=== Instruction ===
Show each line of the data below that has the string "Leistungsnachweise" in it.

** Start **

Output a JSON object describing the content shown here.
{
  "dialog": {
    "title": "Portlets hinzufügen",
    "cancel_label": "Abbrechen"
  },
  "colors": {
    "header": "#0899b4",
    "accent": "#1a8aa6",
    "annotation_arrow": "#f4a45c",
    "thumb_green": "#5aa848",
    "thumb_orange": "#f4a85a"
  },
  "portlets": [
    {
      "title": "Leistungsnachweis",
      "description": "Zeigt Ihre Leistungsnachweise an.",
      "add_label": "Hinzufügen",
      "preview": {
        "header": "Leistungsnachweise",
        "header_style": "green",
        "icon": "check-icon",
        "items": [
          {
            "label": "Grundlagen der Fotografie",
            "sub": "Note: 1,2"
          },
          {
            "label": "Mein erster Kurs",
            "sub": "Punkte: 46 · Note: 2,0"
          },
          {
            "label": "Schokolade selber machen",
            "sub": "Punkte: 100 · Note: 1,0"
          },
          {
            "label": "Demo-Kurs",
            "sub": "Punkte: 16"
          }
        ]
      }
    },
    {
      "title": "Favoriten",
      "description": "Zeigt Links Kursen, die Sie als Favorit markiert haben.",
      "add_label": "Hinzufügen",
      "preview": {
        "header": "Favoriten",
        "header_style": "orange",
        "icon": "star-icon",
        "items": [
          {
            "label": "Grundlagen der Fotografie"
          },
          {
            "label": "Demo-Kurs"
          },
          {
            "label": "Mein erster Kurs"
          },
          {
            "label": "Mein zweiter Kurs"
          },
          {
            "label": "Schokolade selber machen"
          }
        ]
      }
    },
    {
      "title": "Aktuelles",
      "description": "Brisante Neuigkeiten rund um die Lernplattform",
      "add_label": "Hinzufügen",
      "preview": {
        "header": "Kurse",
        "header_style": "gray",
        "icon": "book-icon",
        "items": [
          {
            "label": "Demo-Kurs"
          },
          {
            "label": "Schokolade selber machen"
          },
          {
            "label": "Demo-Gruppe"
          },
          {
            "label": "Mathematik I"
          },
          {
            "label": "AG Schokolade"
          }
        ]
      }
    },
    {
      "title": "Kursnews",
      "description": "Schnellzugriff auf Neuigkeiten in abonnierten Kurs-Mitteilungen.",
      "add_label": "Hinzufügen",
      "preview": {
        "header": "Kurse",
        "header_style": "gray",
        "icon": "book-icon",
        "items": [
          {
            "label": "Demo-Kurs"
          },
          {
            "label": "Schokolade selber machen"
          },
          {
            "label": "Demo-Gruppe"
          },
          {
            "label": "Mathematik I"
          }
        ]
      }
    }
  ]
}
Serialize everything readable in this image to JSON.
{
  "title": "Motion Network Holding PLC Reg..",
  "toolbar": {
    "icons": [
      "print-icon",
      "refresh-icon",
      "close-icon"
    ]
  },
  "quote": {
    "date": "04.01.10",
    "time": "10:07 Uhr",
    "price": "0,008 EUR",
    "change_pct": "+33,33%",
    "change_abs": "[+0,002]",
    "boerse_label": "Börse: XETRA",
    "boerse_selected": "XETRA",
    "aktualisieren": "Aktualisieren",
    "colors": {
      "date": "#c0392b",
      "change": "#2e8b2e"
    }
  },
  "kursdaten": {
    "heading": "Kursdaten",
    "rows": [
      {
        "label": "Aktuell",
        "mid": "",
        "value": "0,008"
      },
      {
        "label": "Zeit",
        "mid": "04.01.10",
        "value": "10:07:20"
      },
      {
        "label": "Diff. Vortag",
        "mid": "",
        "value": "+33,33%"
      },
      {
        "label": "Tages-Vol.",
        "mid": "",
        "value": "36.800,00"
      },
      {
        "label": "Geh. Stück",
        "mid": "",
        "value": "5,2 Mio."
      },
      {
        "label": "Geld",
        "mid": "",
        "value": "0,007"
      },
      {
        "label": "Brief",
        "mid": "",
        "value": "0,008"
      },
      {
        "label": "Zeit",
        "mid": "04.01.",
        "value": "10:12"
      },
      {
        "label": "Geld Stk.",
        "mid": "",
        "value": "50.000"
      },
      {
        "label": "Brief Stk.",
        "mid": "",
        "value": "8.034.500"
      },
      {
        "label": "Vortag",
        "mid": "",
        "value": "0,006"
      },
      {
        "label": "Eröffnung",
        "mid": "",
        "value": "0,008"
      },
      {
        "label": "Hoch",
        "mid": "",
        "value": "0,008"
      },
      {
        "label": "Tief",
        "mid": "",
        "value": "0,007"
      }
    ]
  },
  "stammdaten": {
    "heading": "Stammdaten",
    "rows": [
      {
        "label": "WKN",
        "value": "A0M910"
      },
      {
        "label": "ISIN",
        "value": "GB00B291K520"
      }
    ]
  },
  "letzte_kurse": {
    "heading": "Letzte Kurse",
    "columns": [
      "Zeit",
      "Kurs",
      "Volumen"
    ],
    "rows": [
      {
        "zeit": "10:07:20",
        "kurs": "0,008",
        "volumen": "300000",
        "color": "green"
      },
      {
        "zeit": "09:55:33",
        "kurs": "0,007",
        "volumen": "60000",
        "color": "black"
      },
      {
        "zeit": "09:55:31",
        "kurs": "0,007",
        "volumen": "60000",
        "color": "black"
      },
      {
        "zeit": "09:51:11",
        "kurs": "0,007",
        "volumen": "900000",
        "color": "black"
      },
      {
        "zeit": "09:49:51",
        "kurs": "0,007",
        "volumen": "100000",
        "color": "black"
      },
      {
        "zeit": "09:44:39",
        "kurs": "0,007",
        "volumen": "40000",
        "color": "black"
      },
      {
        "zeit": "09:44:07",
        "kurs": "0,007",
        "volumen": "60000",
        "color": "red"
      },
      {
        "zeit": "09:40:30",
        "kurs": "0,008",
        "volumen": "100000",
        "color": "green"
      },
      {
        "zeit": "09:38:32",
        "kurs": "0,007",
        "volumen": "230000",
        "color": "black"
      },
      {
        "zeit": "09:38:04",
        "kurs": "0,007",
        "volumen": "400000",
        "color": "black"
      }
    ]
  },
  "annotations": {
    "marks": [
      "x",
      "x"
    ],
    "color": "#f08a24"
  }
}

** End **

=== Solved problem ===
      "description": "Zeigt Ihre Leistungsnachweise an.",
        "header": "Leistungsnachweise",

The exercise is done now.